Material to process -

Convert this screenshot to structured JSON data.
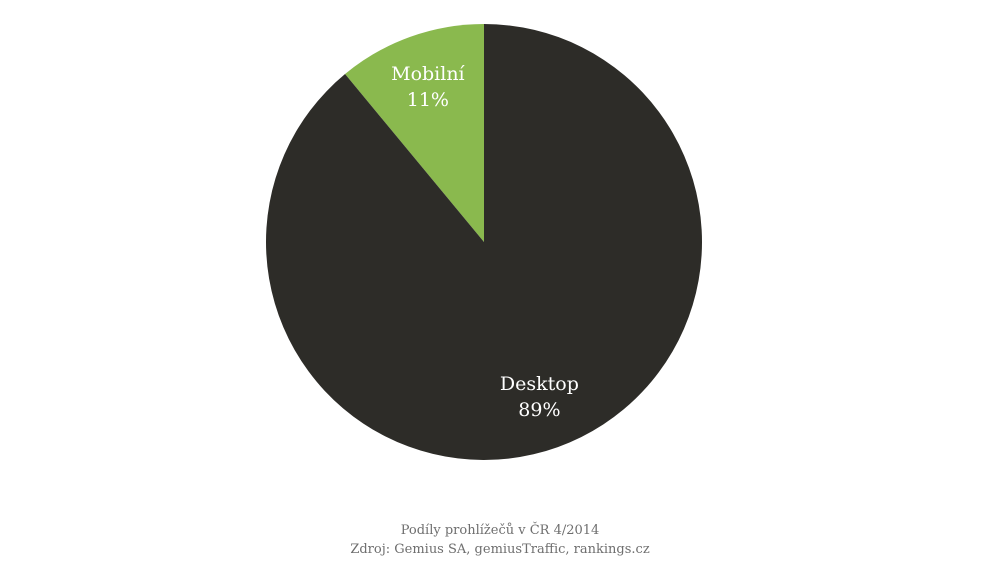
{
  "chart_data": {
    "type": "pie",
    "title": "Podíly prohlížečů v ČR 4/2014",
    "source": "Zdroj: Gemius SA, gemiusTraffic, rankings.cz",
    "slices": [
      {
        "label": "Mobilní",
        "value": 11,
        "value_label": "11%",
        "color": "#8ab94e",
        "label_color": "#ffffff"
      },
      {
        "label": "Desktop",
        "value": 89,
        "value_label": "89%",
        "color": "#2d2c28",
        "label_color": "#ffffff"
      }
    ],
    "start": "12 o'clock",
    "direction": "counterclockwise",
    "legend": "none"
  }
}
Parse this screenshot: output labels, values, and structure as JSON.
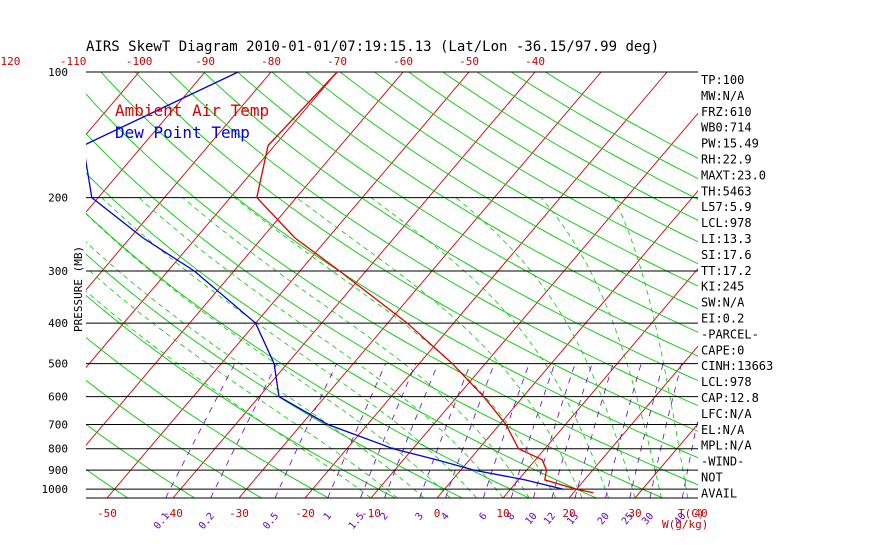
{
  "title": "AIRS SkewT Diagram 2010-01-01/07:19:15.13 (Lat/Lon -36.15/97.99 deg)",
  "legend": {
    "ambient": "Ambient Air Temp",
    "dewpoint": "Dew Point Temp"
  },
  "colors": {
    "ambient": "#dd0000",
    "dewpoint": "#0000dd",
    "isotherm": "#cc0000",
    "dry_adiabat": "#00cc00",
    "moist_adiabat": "#00cc00",
    "mixing_ratio": "#6600cc",
    "axis_text": "#000000",
    "bottom_text": "#cc0000"
  },
  "stats": [
    "TP:100",
    "MW:N/A",
    "FRZ:610",
    "WB0:714",
    "PW:15.49",
    "RH:22.9",
    "MAXT:23.0",
    "TH:5463",
    "L57:5.9",
    "LCL:978",
    "LI:13.3",
    "SI:17.6",
    "TT:17.2",
    "KI:245",
    "SW:N/A",
    "EI:0.2",
    "-PARCEL-",
    "CAPE:0",
    "CINH:13663",
    "LCL:978",
    "CAP:12.8",
    "LFC:N/A",
    "EL:N/A",
    "MPL:N/A",
    "-WIND-",
    "NOT",
    "AVAIL"
  ],
  "chart_data": {
    "type": "line",
    "title": "AIRS SkewT Diagram 2010-01-01/07:19:15.13 (Lat/Lon -36.15/97.99 deg)",
    "ylabel": "PRESSURE (MB)",
    "yscale": "log",
    "ylim": [
      1050,
      100
    ],
    "pressure_ticks": [
      100,
      200,
      300,
      400,
      500,
      600,
      700,
      800,
      900,
      1000
    ],
    "pressure_tick_labels": [
      "100",
      "200",
      "300",
      "400",
      "500",
      "600",
      "700",
      "800",
      "900",
      "1000"
    ],
    "top_temp_ticks": [
      -120,
      -110,
      -100,
      -90,
      -80,
      -70,
      -60,
      -50,
      -40
    ],
    "top_temp_tick_labels": [
      "-120",
      "-110",
      "-100",
      "-90",
      "-80",
      "-70",
      "-60",
      "-50",
      "-40"
    ],
    "bottom_temp_ticks": [
      -50,
      -40,
      -30,
      -20,
      -10,
      0,
      10,
      20,
      30,
      40
    ],
    "bottom_temp_tick_labels": [
      "-50",
      "-40",
      "-30",
      "-20",
      "-10",
      "0",
      "10",
      "20",
      "30",
      "40"
    ],
    "bottom_unit_label": "T(C)",
    "mixing_ratio_labels": [
      "0.1",
      "0.2",
      "0.5",
      "1",
      "1.5",
      "2",
      "3",
      "4",
      "6",
      "8",
      "10",
      "12",
      "15",
      "20",
      "25",
      "30",
      "40"
    ],
    "mixing_ratio_unit_label": "W(g/kg)",
    "grid": true,
    "legend_position": "top-left",
    "series": [
      {
        "name": "Ambient Air Temp",
        "points": [
          {
            "p": 100,
            "t": -70
          },
          {
            "p": 150,
            "t": -71
          },
          {
            "p": 200,
            "t": -66
          },
          {
            "p": 250,
            "t": -55
          },
          {
            "p": 300,
            "t": -44
          },
          {
            "p": 400,
            "t": -27
          },
          {
            "p": 500,
            "t": -15
          },
          {
            "p": 600,
            "t": -6
          },
          {
            "p": 700,
            "t": 1
          },
          {
            "p": 800,
            "t": 6
          },
          {
            "p": 850,
            "t": 11
          },
          {
            "p": 900,
            "t": 13
          },
          {
            "p": 950,
            "t": 14
          },
          {
            "p": 1000,
            "t": 20
          },
          {
            "p": 1020,
            "t": 23
          }
        ]
      },
      {
        "name": "Dew Point Temp",
        "points": [
          {
            "p": 100,
            "t": -85
          },
          {
            "p": 150,
            "t": -99
          },
          {
            "p": 200,
            "t": -91
          },
          {
            "p": 250,
            "t": -78
          },
          {
            "p": 300,
            "t": -66
          },
          {
            "p": 400,
            "t": -50
          },
          {
            "p": 500,
            "t": -42
          },
          {
            "p": 600,
            "t": -37
          },
          {
            "p": 700,
            "t": -26
          },
          {
            "p": 800,
            "t": -13
          },
          {
            "p": 850,
            "t": -5
          },
          {
            "p": 900,
            "t": 2
          },
          {
            "p": 950,
            "t": 11
          },
          {
            "p": 1000,
            "t": 18
          }
        ]
      }
    ]
  }
}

Direction -
In the copy, include no pictures; restate the listing above exactly.

Full response -
Convert this screenshot to structured JSON data.
{
  "chart_data": {
    "type": "pie",
    "title": "Podíly prohlížečů v ČR 4/2014",
    "source": "Zdroj: Gemius SA, gemiusTraffic, rankings.cz",
    "slices": [
      {
        "label": "Mobilní",
        "value": 11,
        "value_label": "11%",
        "color": "#8ab94e",
        "label_color": "#ffffff"
      },
      {
        "label": "Desktop",
        "value": 89,
        "value_label": "89%",
        "color": "#2d2c28",
        "label_color": "#ffffff"
      }
    ],
    "start": "12 o'clock",
    "direction": "counterclockwise",
    "legend": "none"
  }
}
Parse this screenshot: output labels, values, and structure as JSON.
{
  "title": "AIRS SkewT Diagram 2010-01-01/07:19:15.13 (Lat/Lon -36.15/97.99 deg)",
  "legend": {
    "ambient": "Ambient Air Temp",
    "dewpoint": "Dew Point Temp"
  },
  "colors": {
    "ambient": "#dd0000",
    "dewpoint": "#0000dd",
    "isotherm": "#cc0000",
    "dry_adiabat": "#00cc00",
    "moist_adiabat": "#00cc00",
    "mixing_ratio": "#6600cc",
    "axis_text": "#000000",
    "bottom_text": "#cc0000"
  },
  "stats": [
    "TP:100",
    "MW:N/A",
    "FRZ:610",
    "WB0:714",
    "PW:15.49",
    "RH:22.9",
    "MAXT:23.0",
    "TH:5463",
    "L57:5.9",
    "LCL:978",
    "LI:13.3",
    "SI:17.6",
    "TT:17.2",
    "KI:245",
    "SW:N/A",
    "EI:0.2",
    "-PARCEL-",
    "CAPE:0",
    "CINH:13663",
    "LCL:978",
    "CAP:12.8",
    "LFC:N/A",
    "EL:N/A",
    "MPL:N/A",
    "-WIND-",
    "NOT",
    "AVAIL"
  ],
  "chart_data": {
    "type": "line",
    "title": "AIRS SkewT Diagram 2010-01-01/07:19:15.13 (Lat/Lon -36.15/97.99 deg)",
    "ylabel": "PRESSURE (MB)",
    "yscale": "log",
    "ylim": [
      1050,
      100
    ],
    "pressure_ticks": [
      100,
      200,
      300,
      400,
      500,
      600,
      700,
      800,
      900,
      1000
    ],
    "pressure_tick_labels": [
      "100",
      "200",
      "300",
      "400",
      "500",
      "600",
      "700",
      "800",
      "900",
      "1000"
    ],
    "top_temp_ticks": [
      -120,
      -110,
      -100,
      -90,
      -80,
      -70,
      -60,
      -50,
      -40
    ],
    "top_temp_tick_labels": [
      "-120",
      "-110",
      "-100",
      "-90",
      "-80",
      "-70",
      "-60",
      "-50",
      "-40"
    ],
    "bottom_temp_ticks": [
      -50,
      -40,
      -30,
      -20,
      -10,
      0,
      10,
      20,
      30,
      40
    ],
    "bottom_temp_tick_labels": [
      "-50",
      "-40",
      "-30",
      "-20",
      "-10",
      "0",
      "10",
      "20",
      "30",
      "40"
    ],
    "bottom_unit_label": "T(C)",
    "mixing_ratio_labels": [
      "0.1",
      "0.2",
      "0.5",
      "1",
      "1.5",
      "2",
      "3",
      "4",
      "6",
      "8",
      "10",
      "12",
      "15",
      "20",
      "25",
      "30",
      "40"
    ],
    "mixing_ratio_unit_label": "W(g/kg)",
    "grid": true,
    "legend_position": "top-left",
    "series": [
      {
        "name": "Ambient Air Temp",
        "points": [
          {
            "p": 100,
            "t": -70
          },
          {
            "p": 150,
            "t": -71
          },
          {
            "p": 200,
            "t": -66
          },
          {
            "p": 250,
            "t": -55
          },
          {
            "p": 300,
            "t": -44
          },
          {
            "p": 400,
            "t": -27
          },
          {
            "p": 500,
            "t": -15
          },
          {
            "p": 600,
            "t": -6
          },
          {
            "p": 700,
            "t": 1
          },
          {
            "p": 800,
            "t": 6
          },
          {
            "p": 850,
            "t": 11
          },
          {
            "p": 900,
            "t": 13
          },
          {
            "p": 950,
            "t": 14
          },
          {
            "p": 1000,
            "t": 20
          },
          {
            "p": 1020,
            "t": 23
          }
        ]
      },
      {
        "name": "Dew Point Temp",
        "points": [
          {
            "p": 100,
            "t": -85
          },
          {
            "p": 150,
            "t": -99
          },
          {
            "p": 200,
            "t": -91
          },
          {
            "p": 250,
            "t": -78
          },
          {
            "p": 300,
            "t": -66
          },
          {
            "p": 400,
            "t": -50
          },
          {
            "p": 500,
            "t": -42
          },
          {
            "p": 600,
            "t": -37
          },
          {
            "p": 700,
            "t": -26
          },
          {
            "p": 800,
            "t": -13
          },
          {
            "p": 850,
            "t": -5
          },
          {
            "p": 900,
            "t": 2
          },
          {
            "p": 950,
            "t": 11
          },
          {
            "p": 1000,
            "t": 18
          }
        ]
      }
    ]
  }
}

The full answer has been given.